## TASK DETAILS
How many of these lines hold the string "users"? Answer with the number only.

## RECORDS FOR THE EXERCISE

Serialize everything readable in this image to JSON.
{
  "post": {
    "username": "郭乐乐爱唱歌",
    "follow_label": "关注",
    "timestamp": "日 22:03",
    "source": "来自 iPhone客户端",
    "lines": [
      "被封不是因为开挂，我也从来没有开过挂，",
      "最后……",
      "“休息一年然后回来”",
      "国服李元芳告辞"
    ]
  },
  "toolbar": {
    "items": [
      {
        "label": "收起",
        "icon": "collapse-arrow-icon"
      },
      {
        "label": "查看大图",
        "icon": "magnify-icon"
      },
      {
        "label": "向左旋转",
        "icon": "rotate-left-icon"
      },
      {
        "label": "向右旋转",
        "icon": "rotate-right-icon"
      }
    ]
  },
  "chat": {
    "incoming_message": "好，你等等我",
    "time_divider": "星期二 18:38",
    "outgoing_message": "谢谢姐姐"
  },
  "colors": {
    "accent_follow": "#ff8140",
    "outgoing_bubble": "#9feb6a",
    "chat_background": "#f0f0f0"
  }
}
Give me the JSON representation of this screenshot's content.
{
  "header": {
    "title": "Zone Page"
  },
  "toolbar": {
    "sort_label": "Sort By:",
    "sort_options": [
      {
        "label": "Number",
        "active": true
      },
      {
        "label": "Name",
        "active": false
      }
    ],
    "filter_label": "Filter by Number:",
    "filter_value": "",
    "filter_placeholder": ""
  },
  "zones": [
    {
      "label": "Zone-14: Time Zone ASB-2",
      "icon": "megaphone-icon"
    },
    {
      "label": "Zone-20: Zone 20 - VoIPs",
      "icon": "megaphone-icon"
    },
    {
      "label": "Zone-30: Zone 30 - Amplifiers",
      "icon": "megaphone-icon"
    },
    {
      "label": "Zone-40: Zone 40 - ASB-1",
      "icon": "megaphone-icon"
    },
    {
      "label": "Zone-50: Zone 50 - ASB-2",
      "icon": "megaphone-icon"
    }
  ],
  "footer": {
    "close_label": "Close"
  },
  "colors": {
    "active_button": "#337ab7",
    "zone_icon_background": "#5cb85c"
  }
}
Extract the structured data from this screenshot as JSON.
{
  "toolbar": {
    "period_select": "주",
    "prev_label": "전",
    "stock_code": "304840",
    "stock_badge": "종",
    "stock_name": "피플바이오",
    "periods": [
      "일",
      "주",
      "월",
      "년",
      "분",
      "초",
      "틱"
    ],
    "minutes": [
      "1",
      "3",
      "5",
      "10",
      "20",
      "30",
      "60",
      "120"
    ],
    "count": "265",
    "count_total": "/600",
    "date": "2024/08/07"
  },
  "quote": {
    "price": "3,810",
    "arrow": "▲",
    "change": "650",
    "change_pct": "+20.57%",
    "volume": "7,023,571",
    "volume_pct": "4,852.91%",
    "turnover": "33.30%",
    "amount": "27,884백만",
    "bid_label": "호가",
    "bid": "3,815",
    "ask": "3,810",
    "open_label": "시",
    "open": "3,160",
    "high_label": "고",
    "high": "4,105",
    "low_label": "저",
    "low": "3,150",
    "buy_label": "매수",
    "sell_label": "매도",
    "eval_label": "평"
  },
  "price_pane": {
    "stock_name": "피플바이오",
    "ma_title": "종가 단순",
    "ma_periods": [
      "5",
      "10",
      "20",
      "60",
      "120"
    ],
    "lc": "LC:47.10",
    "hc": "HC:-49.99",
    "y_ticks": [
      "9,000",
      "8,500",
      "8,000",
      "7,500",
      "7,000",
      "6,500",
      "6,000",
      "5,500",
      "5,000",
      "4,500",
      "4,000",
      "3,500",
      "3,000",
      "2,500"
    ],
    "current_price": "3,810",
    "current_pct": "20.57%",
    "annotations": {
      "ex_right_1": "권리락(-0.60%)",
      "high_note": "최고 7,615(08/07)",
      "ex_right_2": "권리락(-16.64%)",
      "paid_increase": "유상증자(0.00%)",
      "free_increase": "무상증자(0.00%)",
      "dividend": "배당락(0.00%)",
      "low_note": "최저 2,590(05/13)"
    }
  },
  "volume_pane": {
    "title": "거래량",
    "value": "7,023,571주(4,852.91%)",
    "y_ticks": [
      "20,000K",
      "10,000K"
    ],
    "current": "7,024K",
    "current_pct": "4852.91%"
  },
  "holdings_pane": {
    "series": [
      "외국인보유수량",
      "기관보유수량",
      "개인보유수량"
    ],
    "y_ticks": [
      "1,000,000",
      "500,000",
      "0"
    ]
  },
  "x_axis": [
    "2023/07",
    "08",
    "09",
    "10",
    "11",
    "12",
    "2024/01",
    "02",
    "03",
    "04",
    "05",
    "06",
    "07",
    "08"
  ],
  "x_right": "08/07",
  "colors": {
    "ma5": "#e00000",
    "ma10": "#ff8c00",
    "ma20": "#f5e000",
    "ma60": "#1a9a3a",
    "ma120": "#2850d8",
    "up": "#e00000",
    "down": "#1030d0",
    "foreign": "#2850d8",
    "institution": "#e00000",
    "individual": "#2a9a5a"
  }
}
* * *
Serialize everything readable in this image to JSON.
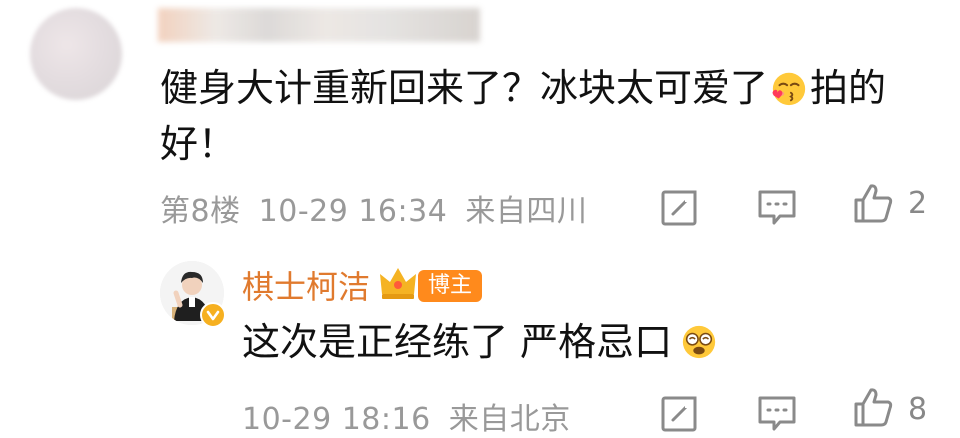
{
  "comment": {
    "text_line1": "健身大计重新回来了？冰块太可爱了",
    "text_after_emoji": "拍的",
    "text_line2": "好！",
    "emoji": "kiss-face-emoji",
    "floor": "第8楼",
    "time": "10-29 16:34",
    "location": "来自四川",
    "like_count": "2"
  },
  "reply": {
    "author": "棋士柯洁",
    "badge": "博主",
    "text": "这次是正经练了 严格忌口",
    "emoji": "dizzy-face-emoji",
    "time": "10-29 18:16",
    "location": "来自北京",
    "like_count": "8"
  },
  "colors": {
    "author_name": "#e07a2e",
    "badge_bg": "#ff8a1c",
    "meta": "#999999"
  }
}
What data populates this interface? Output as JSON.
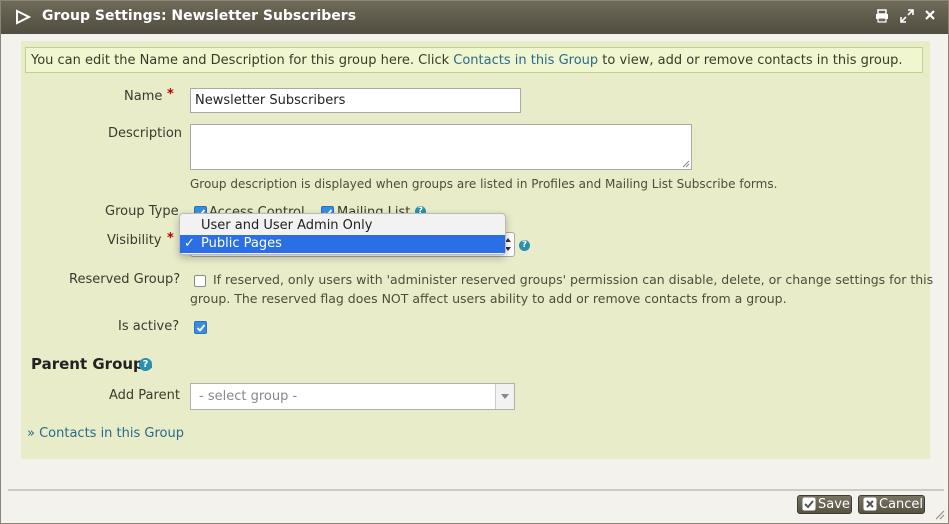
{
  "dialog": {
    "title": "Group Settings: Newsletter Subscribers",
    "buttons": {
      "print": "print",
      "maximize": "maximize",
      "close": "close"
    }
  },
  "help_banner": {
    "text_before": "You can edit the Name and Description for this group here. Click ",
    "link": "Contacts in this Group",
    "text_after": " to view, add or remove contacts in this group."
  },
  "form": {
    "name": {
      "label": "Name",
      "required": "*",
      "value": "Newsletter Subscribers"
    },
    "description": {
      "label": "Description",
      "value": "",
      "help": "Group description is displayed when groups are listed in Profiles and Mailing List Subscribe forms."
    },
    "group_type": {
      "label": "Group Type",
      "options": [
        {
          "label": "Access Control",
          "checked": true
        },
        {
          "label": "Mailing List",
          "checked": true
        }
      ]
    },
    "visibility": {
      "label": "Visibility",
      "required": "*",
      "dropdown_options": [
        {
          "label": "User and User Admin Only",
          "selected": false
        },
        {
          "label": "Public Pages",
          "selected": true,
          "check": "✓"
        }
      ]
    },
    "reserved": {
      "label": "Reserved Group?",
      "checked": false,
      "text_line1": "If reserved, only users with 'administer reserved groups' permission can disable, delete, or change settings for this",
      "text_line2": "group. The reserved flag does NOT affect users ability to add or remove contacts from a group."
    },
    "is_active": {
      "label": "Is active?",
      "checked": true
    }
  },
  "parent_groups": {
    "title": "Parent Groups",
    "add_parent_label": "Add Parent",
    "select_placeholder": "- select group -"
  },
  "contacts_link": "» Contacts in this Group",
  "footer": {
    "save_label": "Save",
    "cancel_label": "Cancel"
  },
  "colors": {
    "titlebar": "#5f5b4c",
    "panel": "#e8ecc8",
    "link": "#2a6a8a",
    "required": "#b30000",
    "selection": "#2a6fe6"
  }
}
---
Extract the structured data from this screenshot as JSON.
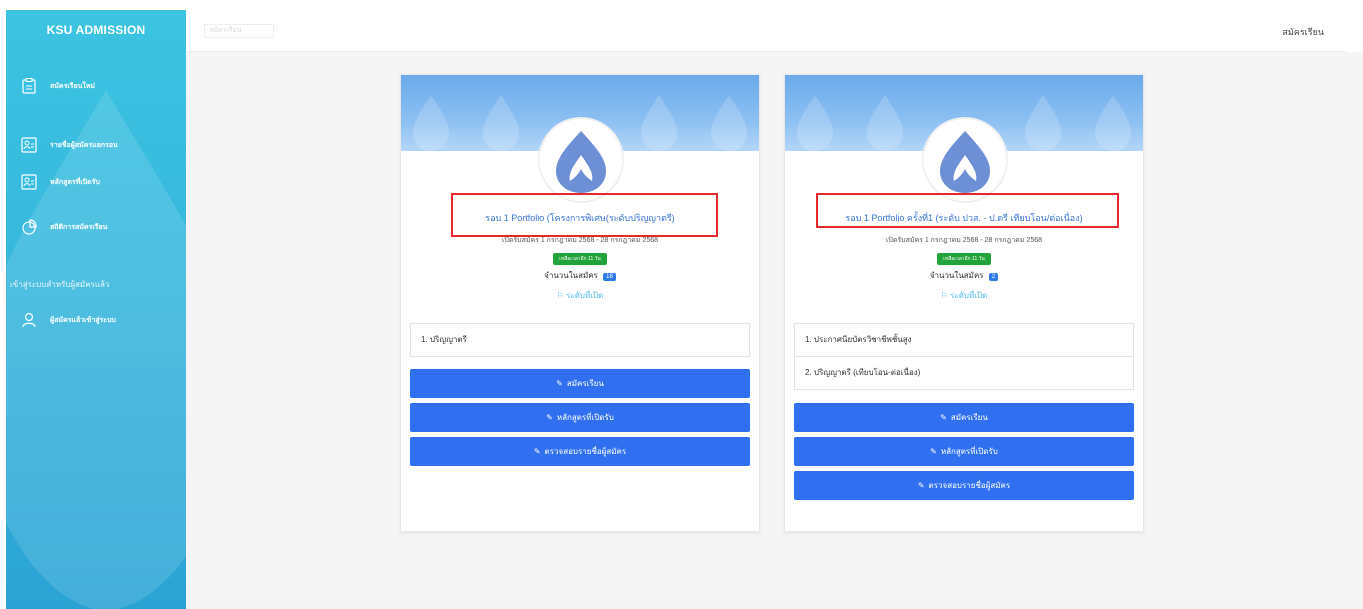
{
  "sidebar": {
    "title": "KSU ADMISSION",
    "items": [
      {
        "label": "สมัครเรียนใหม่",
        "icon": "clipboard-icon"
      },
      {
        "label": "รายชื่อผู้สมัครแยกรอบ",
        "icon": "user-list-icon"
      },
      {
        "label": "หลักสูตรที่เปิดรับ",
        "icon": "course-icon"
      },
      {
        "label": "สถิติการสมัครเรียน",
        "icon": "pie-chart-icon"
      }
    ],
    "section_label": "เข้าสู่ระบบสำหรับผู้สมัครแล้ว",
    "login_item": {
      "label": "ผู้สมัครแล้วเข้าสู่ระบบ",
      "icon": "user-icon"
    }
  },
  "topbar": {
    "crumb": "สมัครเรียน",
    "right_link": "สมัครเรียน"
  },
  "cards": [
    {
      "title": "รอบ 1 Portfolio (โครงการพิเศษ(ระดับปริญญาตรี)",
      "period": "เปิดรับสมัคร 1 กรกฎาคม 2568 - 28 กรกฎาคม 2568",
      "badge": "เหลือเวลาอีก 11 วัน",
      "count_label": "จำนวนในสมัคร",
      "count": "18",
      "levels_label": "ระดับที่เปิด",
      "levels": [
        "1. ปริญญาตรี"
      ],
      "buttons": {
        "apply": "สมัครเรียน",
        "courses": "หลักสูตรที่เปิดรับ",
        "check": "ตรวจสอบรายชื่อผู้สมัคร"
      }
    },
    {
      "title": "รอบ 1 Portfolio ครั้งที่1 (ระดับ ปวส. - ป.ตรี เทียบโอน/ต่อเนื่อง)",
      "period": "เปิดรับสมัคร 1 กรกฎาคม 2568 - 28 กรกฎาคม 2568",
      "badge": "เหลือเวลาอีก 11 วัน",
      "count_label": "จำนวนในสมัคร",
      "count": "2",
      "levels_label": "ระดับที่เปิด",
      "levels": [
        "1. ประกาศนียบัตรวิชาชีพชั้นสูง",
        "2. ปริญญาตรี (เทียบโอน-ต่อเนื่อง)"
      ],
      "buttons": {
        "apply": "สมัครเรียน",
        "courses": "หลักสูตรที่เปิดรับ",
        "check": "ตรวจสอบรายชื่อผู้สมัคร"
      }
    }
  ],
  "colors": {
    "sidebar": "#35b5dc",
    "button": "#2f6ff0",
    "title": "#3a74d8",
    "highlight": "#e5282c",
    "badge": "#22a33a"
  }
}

## SOLUTION TO THIS PROBLEM
2